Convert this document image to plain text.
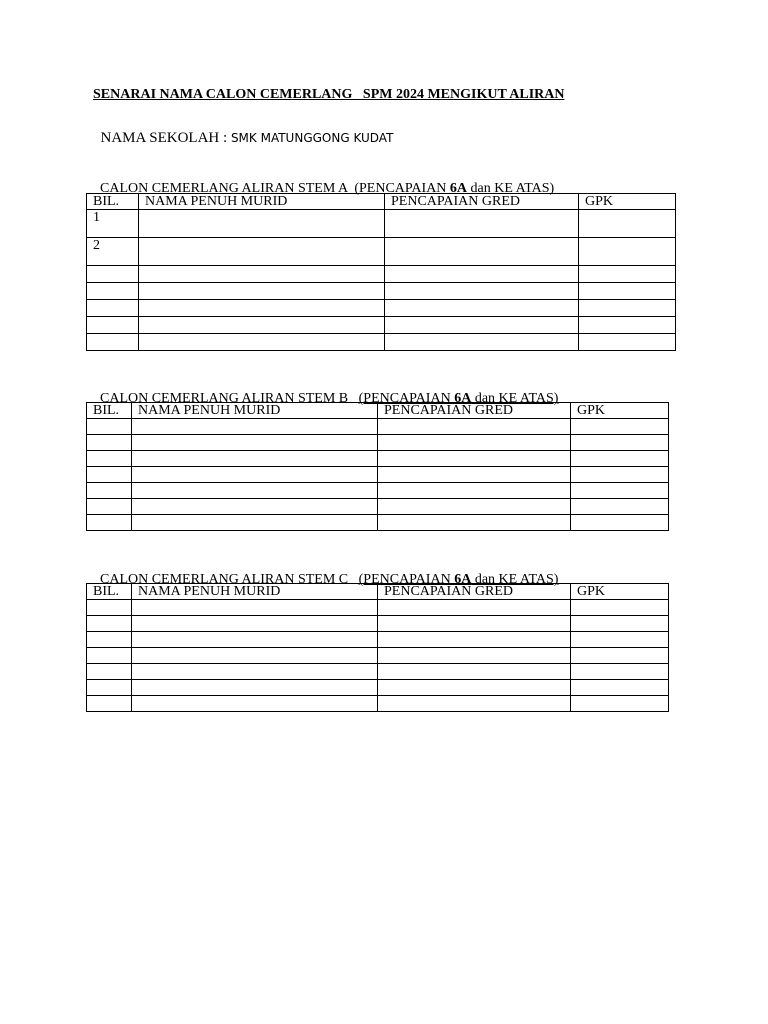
SENARAI NAMA CALON CEMERLANG   SPM 2024 MENGIKUT ALIRAN

NAMA SEKOLAH : SMK MATUNGGONG KUDAT

CALON CEMERLANG ALIRAN STEM A  (PENCAPAIAN 6A dan KE ATAS)

BIL.	NAMA PENUH MURID	PENCAPAIAN GRED	GPK
1			
2			

CALON CEMERLANG ALIRAN STEM B   (PENCAPAIAN 6A dan KE ATAS)

BIL.	NAMA PENUH MURID	PENCAPAIAN GRED	GPK

CALON CEMERLANG ALIRAN STEM C   (PENCAPAIAN 6A dan KE ATAS)

BIL.	NAMA PENUH MURID	PENCAPAIAN GRED	GPK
□ □ □ □
◆ **STATED GOAL**
Go through the material and select each line with the string "ALIRAN" in it.

◆ **THE OUTPUT**
SENARAI NAMA CALON CEMERLANG   SPM 2024 MENGIKUT ALIRAN
CALON CEMERLANG ALIRAN STEM A  (PENCAPAIAN 6A dan KE ATAS)
CALON CEMERLANG ALIRAN STEM B   (PENCAPAIAN 6A dan KE ATAS)
CALON CEMERLANG ALIRAN STEM C   (PENCAPAIAN 6A dan KE ATAS)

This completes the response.